[start of Material]
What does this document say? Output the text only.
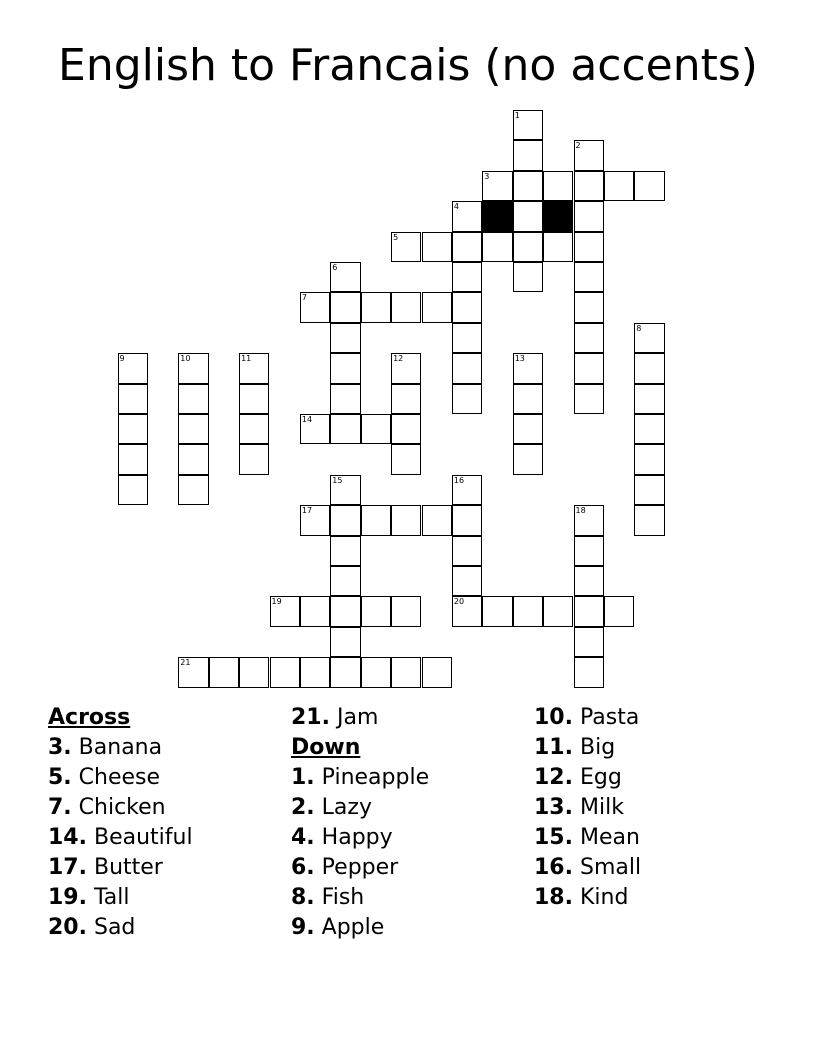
English to Francais (no accents)
1
2
3
4
5
6
7
8
9	10	11	12	13
14
15	16
17	18
19	20
21
Across
3. Banana
5. Cheese
7. Chicken
14. Beautiful
17. Butter
19. Tall
20. Sad
21. Jam
Down
1. Pineapple
2. Lazy
4. Happy
6. Pepper
8. Fish
9. Apple
10. Pasta
11. Big
12. Egg
13. Milk
15. Mean
16. Small
18. Kind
[end of Material]
Exercise - Restate the whole of the material word for word without the pictures.

Correct answer -
What does this document say? Output the text only.
English to Francais (no accents)
1
2
3
4
5
6
7
8
9	10	11	12	13
14
15	16
17	18
19	20
21
Across
3. Banana
5. Cheese
7. Chicken
14. Beautiful
17. Butter
19. Tall
20. Sad
21. Jam
Down
1. Pineapple
2. Lazy
4. Happy
6. Pepper
8. Fish
9. Apple
10. Pasta
11. Big
12. Egg
13. Milk
15. Mean
16. Small
18. Kind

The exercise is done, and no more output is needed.